» **Exercise description**
Which lines hold the word "Output"? Copy each one.

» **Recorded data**
________
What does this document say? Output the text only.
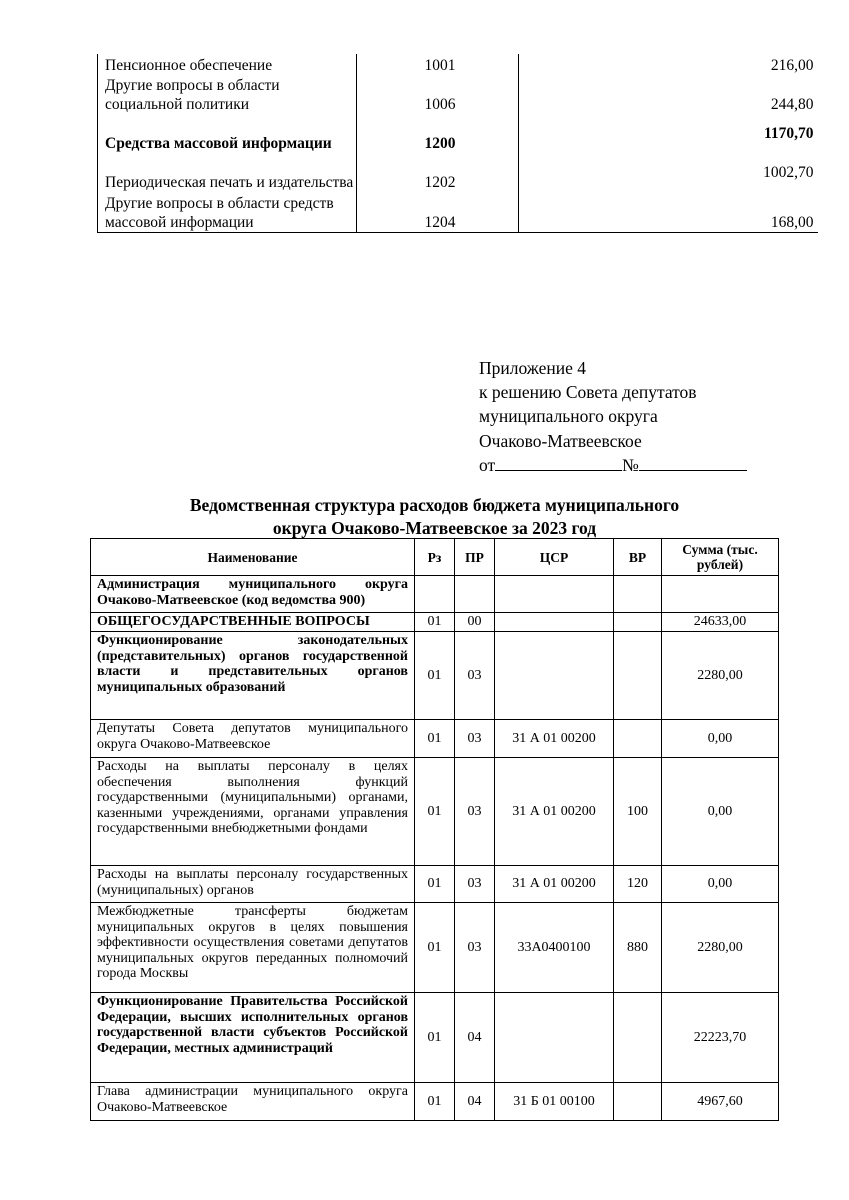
Пенсионное обеспечение	1001	216,00
Другие вопросы в области социальной политики	1006	244,80
Средства массовой информации	1200	1170,70
Периодическая печать и издательства	1202	1002,70
Другие вопросы в области средств массовой информации	1204	168,00
Приложение 4
к решению Совета депутатов
муниципального округа
Очаково-Матвеевское
от	№
Ведомственная структура расходов бюджета муниципального
округа Очаково-Матвеевское за 2023 год
Наименование	Рз	ПР	ЦСР	ВР	Сумма (тыс. рублей)
Администрация муниципального округа Очаково-Матвеевское (код ведомства 900)					
ОБЩЕГОСУДАРСТВЕННЫЕ ВОПРОСЫ	01	00			24633,00
Функционирование законодательных (представительных) органов государственной власти и представительных органов муниципальных образований	01	03			2280,00
Депутаты Совета депутатов муниципального округа Очаково-Матвеевское	01	03	31 А 01 00200		0,00
Расходы на выплаты персоналу в целях обеспечения выполнения функций государственными (муниципальными) органами, казенными учреждениями, органами управления государственными внебюджетными фондами	01	03	31 А 01 00200	100	0,00
Расходы на выплаты персоналу государственных (муниципальных) органов	01	03	31 А 01 00200	120	0,00
Межбюджетные трансферты бюджетам муниципальных округов в целях повышения эффективности осуществления советами депутатов муниципальных округов переданных полномочий города Москвы	01	03	33А0400100	880	2280,00
Функционирование Правительства Российской Федерации, высших исполнительных органов государственной власти субъектов Российской Федерации, местных администраций	01	04			22223,70
Глава администрации муниципального округа Очаково-Матвеевское	01	04	31 Б 01 00100		4967,60
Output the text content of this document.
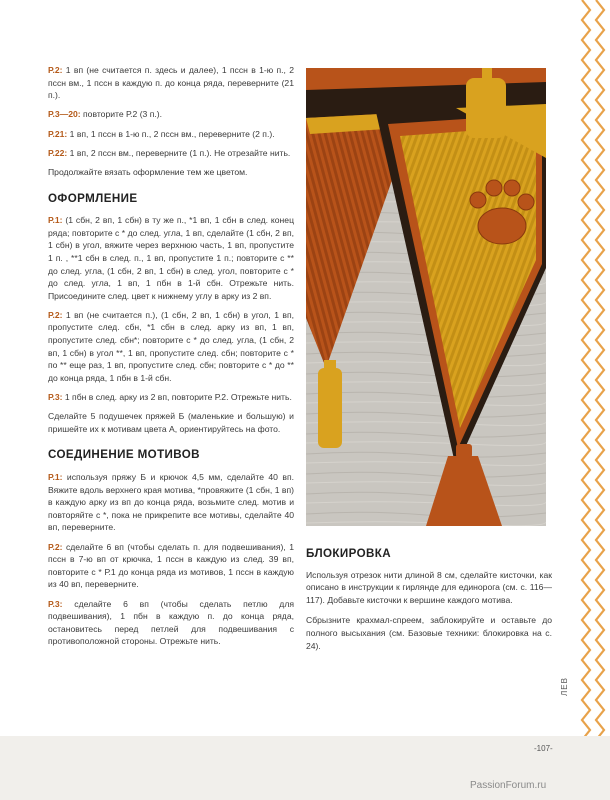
Р.2: 1 вп (не считается п. здесь и далее), 1 пссн в 1-ю п., 2 пссн вм., 1 пссн в каждую п. до конца ряда, переверните (21 п.).

Р.3—20: повторите Р.2 (3 п.).

Р.21: 1 вп, 1 пссн в 1-ю п., 2 пссн вм., переверните (2 п.).

Р.22: 1 вп, 2 пссн вм., переверните (1 п.). Не отрезайте нить.

Продолжайте вязать оформление тем же цветом.

ОФОРМЛЕНИЕ

Р.1: (1 сбн, 2 вп, 1 сбн) в ту же п., *1 вп, 1 сбн в след. конец ряда; повторите с * до след. угла, 1 вп, сделайте (1 сбн, 2 вп, 1 сбн) в угол, вяжите через верхнюю часть, 1 вп, пропустите 1 п. , **1 сбн в след. п., 1 вп, пропустите 1 п.; повторите с ** до след. угла, (1 сбн, 2 вп, 1 сбн) в след. угол, повторите с * до след. угла, 1 вп, 1 пбн в 1-й сбн. Отрежьте нить. Присоедините след. цвет к нижнему углу в арку из 2 вп.

Р.2: 1 вп (не считается п.), (1 сбн, 2 вп, 1 сбн) в угол, 1 вп, пропустите след. сбн, *1 сбн в след. арку из вп, 1 вп, пропустите след. сбн*; повторите с * до след. угла, (1 сбн, 2 вп, 1 сбн) в угол **, 1 вп, пропустите след. сбн; повторите с * по ** еще раз, 1 вп, пропустите след. сбн; повторите с * до ** до конца ряда, 1 пбн в 1-й сбн.

Р.3: 1 пбн в след. арку из 2 вп, повторите Р.2. Отрежьте нить.

Сделайте 5 подушечек пряжей Б (маленькие и большую) и пришейте их к мотивам цвета А, ориентируйтесь на фото.

СОЕДИНЕНИЕ МОТИВОВ

Р.1: используя пряжу Б и крючок 4,5 мм, сделайте 40 вп. Вяжите вдоль верхнего края мотива, *провяжите (1 сбн, 1 вп) в каждую арку из вп до конца ряда, возьмите след. мотив и повторяйте с *, пока не прикрепите все мотивы, сделайте 40 вп, переверните.

Р.2: сделайте 6 вп (чтобы сделать п. для подвешивания), 1 пссн в 7-ю вп от крючка, 1 пссн в каждую из след. 39 вп, повторите с * Р.1 до конца ряда из мотивов, 1 пссн в каждую из 40 вп, переверните.

Р.3: сделайте 6 вп (чтобы сделать петлю для подвешивания), 1 пбн в каждую п. до конца ряда, остановитесь перед петлей для подвешивания с противоположной стороны. Отрежьте нить.

БЛОКИРОВКА

Используя отрезок нити длиной 8 см, сделайте кисточки, как описано в инструкции к гирлянде для единорога (см. с. 116—117). Добавьте кисточки к вершине каждого мотива.

Сбрызните крахмал-спреем, заблокируйте и оставьте до полного высыхания (см. Базовые техники: блокировка на с. 24).

ЛЕВ
-107-
PassionForum.ru
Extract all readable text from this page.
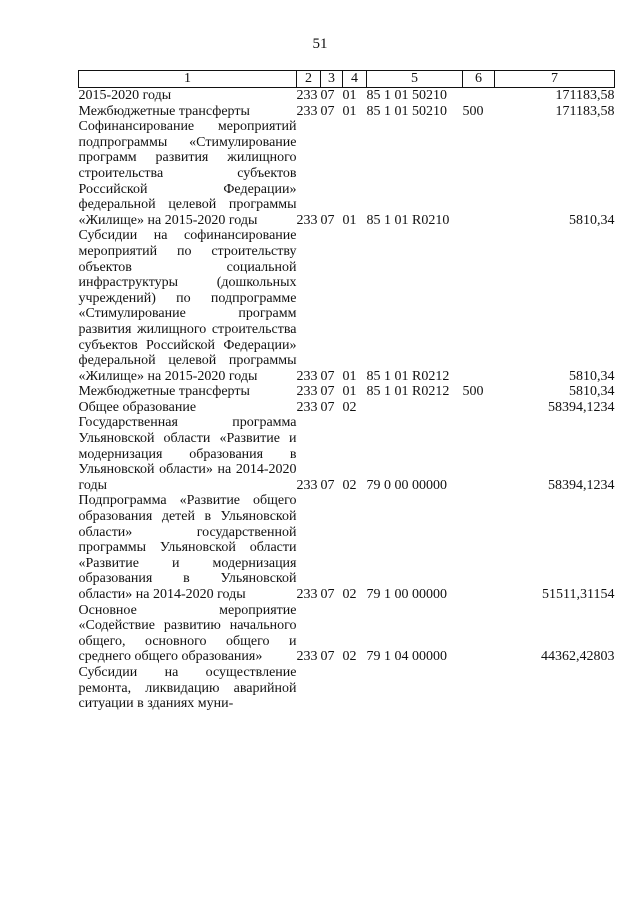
51
1	2	3	4	5	6	7
2015-2020 годы	233	07	01	85 1 01 50210		171183,58
Межбюджетные трансферты	233	07	01	85 1 01 50210	500	171183,58
Софинансирование мероприятий подпрограммы «Стимулирование программ развития жилищного строительства субъектов Российской Федерации» федеральной целевой программы «Жилище» на 2015-2020 годы	233	07	01	85 1 01 R0210		5810,34
Субсидии на софинансирование мероприятий по строительству объектов социальной инфраструктуры (дошкольных учреждений) по подпрограмме «Стимулирование программ развития жилищного строительства субъектов Российской Федерации» федеральной целевой программы «Жилище» на 2015-2020 годы	233	07	01	85 1 01 R0212		5810,34
Межбюджетные трансферты	233	07	01	85 1 01 R0212	500	5810,34
Общее образование	233	07	02			58394,1234
Государственная программа Ульяновской области «Развитие и модернизация образования в Ульяновской области» на 2014-2020 годы	233	07	02	79 0 00 00000		58394,1234
Подпрограмма «Развитие общего образования детей в Ульяновской области» государственной программы Ульяновской области «Развитие и модернизация образования в Ульяновской области» на 2014-2020 годы	233	07	02	79 1 00 00000		51511,31154
Основное мероприятие «Содействие развитию начального общего, основного общего и среднего общего образования»	233	07	02	79 1 04 00000		44362,42803
Субсидии на осуществление ремонта, ликвидацию аварийной ситуации в зданиях муни-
________
» **Result of this task**
What does this document say? Output the text only.
Output the text content of this document.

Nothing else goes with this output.